((

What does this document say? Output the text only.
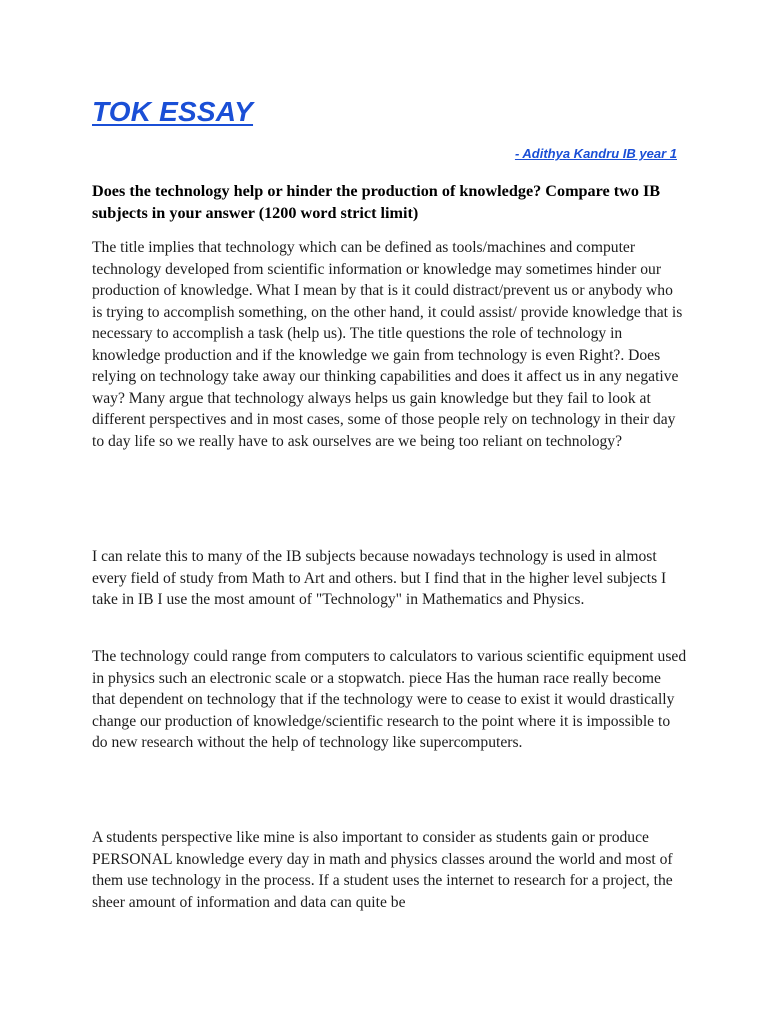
TOK ESSAY

- Adithya Kandru IB year 1

Does the technology help or hinder the production of knowledge? Compare two IB subjects in your answer (1200 word strict limit)

The title implies that technology which can be defined as tools/machines and computer technology developed from scientific information or knowledge may sometimes hinder our production of knowledge. What I mean by that is it could distract/prevent us or anybody who is trying to accomplish something, on the other hand, it could assist/ provide knowledge that is necessary to accomplish a task (help us). The title questions the role of technology in knowledge production and if the knowledge we gain from technology is even Right?. Does relying on technology take away our thinking capabilities and does it affect us in any negative way? Many argue that technology always helps us gain knowledge but they fail to look at different perspectives and in most cases, some of those people rely on technology in their day to day life so we really have to ask ourselves are we being too reliant on technology?

I can relate this to many of the IB subjects because nowadays technology is used in almost every field of study from Math to Art and others. but I find that in the higher level subjects I take in IB I use the most amount of "Technology" in Mathematics and Physics.

The technology could range from computers to calculators to various scientific equipment used in physics such an electronic scale or a stopwatch. piece Has the human race really become that dependent on technology that if the technology were to cease to exist it would drastically change our production of knowledge/scientific research to the point where it is impossible to do new research without the help of technology like supercomputers.

A students perspective like mine is also important to consider as students gain or produce PERSONAL knowledge every day in math and physics classes around the world and most of them use technology in the process. If a student uses the internet to research for a project, the sheer amount of information and data can quite be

))

▸ **What you have to do**
All of the material above needs to be restated exactly, with no pictures.

▸ **Result of the exercise**
What does this document say? Output the text only.
TOK ESSAY

- Adithya Kandru IB year 1

Does the technology help or hinder the production of knowledge? Compare two IB subjects in your answer (1200 word strict limit)

The title implies that technology which can be defined as tools/machines and computer technology developed from scientific information or knowledge may sometimes hinder our production of knowledge. What I mean by that is it could distract/prevent us or anybody who is trying to accomplish something, on the other hand, it could assist/ provide knowledge that is necessary to accomplish a task (help us). The title questions the role of technology in knowledge production and if the knowledge we gain from technology is even Right?. Does relying on technology take away our thinking capabilities and does it affect us in any negative way? Many argue that technology always helps us gain knowledge but they fail to look at different perspectives and in most cases, some of those people rely on technology in their day to day life so we really have to ask ourselves are we being too reliant on technology?

I can relate this to many of the IB subjects because nowadays technology is used in almost every field of study from Math to Art and others. but I find that in the higher level subjects I take in IB I use the most amount of "Technology" in Mathematics and Physics.

The technology could range from computers to calculators to various scientific equipment used in physics such an electronic scale or a stopwatch. piece Has the human race really become that dependent on technology that if the technology were to cease to exist it would drastically change our production of knowledge/scientific research to the point where it is impossible to do new research without the help of technology like supercomputers.

A students perspective like mine is also important to consider as students gain or produce PERSONAL knowledge every day in math and physics classes around the world and most of them use technology in the process. If a student uses the internet to research for a project, the sheer amount of information and data can quite be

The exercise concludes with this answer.